Find each line containing the word "user" and report how many there are. Add nothing else.

→ Records provided:
• • •

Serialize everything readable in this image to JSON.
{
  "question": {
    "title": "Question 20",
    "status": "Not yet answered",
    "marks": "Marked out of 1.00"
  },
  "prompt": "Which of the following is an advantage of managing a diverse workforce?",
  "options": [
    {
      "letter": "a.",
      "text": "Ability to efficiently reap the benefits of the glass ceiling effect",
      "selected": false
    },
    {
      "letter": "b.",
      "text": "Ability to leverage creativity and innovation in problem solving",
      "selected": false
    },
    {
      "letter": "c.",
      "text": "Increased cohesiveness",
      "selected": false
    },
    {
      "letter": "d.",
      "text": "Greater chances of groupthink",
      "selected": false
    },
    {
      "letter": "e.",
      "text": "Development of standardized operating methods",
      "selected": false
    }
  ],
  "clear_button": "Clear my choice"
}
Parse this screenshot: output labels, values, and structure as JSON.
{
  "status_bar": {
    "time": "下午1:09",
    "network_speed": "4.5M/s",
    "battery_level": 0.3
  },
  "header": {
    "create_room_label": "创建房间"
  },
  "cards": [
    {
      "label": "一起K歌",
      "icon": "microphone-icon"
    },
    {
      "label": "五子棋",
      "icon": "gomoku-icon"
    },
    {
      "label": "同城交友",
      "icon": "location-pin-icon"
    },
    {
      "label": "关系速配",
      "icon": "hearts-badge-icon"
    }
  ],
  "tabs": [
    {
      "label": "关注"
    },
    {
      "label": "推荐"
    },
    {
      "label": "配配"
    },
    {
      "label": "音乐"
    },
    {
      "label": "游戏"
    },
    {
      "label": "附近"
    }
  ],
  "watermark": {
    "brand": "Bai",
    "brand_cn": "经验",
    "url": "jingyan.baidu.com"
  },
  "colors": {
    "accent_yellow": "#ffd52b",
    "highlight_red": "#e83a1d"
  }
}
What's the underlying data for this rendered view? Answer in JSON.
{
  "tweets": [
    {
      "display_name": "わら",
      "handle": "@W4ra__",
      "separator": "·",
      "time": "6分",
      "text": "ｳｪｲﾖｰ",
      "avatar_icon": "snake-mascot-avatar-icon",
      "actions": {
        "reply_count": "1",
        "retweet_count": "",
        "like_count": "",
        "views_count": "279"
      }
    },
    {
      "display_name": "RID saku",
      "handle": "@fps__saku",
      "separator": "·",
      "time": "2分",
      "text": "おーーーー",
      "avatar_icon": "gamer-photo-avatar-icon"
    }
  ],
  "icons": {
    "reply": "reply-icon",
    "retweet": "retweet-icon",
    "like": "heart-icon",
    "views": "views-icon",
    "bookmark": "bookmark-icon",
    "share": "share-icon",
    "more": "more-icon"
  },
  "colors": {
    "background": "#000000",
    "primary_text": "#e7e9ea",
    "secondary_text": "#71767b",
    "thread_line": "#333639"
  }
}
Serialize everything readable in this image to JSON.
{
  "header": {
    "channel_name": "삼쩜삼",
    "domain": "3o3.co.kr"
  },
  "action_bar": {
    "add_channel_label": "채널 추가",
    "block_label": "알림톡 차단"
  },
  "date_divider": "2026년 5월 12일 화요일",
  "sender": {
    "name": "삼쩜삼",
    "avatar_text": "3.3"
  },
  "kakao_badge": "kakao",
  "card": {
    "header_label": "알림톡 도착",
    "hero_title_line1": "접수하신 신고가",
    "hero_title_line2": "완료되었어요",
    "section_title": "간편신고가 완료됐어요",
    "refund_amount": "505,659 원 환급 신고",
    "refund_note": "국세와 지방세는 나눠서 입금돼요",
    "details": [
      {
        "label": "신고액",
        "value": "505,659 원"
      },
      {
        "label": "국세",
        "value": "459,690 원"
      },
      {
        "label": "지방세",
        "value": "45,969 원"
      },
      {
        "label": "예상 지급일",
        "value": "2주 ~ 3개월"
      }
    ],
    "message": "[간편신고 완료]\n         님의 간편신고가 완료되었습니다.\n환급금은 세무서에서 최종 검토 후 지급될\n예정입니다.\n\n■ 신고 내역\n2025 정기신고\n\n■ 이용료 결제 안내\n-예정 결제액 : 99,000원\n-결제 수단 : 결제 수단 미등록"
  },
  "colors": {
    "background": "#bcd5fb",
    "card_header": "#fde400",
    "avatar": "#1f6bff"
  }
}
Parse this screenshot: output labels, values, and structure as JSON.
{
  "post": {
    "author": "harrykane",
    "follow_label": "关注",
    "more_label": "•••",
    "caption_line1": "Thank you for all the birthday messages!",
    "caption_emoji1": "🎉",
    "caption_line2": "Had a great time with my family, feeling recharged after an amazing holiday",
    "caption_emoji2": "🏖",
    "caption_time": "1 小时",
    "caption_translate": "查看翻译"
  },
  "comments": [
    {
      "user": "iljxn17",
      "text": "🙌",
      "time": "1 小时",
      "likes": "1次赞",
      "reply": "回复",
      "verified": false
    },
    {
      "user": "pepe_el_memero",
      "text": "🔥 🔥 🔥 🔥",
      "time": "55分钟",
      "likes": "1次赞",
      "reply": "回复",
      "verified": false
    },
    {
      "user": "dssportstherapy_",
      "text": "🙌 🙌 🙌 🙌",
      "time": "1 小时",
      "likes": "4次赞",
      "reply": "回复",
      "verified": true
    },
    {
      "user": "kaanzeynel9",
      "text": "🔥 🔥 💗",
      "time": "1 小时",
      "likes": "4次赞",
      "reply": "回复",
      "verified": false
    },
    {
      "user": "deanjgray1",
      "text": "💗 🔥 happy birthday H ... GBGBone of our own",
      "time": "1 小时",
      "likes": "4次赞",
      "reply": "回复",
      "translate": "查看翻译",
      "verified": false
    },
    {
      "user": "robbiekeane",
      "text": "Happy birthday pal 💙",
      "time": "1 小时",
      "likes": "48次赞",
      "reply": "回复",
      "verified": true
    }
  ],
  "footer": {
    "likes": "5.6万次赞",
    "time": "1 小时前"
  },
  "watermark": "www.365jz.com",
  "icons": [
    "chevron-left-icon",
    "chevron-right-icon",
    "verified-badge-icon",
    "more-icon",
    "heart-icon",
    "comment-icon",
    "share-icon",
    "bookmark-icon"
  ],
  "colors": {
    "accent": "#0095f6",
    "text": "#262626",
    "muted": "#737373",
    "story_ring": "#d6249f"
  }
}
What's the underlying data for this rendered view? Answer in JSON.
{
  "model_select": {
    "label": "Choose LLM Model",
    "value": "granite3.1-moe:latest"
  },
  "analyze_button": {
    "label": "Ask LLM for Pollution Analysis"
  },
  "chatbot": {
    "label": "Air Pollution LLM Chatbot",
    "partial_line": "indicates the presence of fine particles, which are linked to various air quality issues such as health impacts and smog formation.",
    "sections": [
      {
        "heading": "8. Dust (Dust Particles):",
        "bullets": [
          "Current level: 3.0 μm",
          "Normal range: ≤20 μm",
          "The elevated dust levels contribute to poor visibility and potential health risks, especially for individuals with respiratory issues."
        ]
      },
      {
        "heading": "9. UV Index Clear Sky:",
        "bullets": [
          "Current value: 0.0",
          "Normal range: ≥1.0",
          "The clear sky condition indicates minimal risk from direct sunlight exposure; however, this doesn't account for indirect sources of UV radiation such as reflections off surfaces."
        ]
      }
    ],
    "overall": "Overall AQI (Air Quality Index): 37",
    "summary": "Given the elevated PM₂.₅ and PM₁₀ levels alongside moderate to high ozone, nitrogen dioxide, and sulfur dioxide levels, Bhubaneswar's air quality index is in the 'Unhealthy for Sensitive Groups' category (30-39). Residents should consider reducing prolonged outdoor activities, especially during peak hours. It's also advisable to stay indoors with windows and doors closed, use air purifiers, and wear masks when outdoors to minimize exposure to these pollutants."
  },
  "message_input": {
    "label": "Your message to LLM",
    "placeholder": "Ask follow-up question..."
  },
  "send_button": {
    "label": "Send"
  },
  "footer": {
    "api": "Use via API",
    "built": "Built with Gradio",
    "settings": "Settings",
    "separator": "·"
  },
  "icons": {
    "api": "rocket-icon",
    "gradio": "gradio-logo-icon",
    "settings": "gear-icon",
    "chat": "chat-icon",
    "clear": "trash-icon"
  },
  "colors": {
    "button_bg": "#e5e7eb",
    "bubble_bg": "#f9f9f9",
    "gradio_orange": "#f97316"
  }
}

• • •

→ Exercise result: 6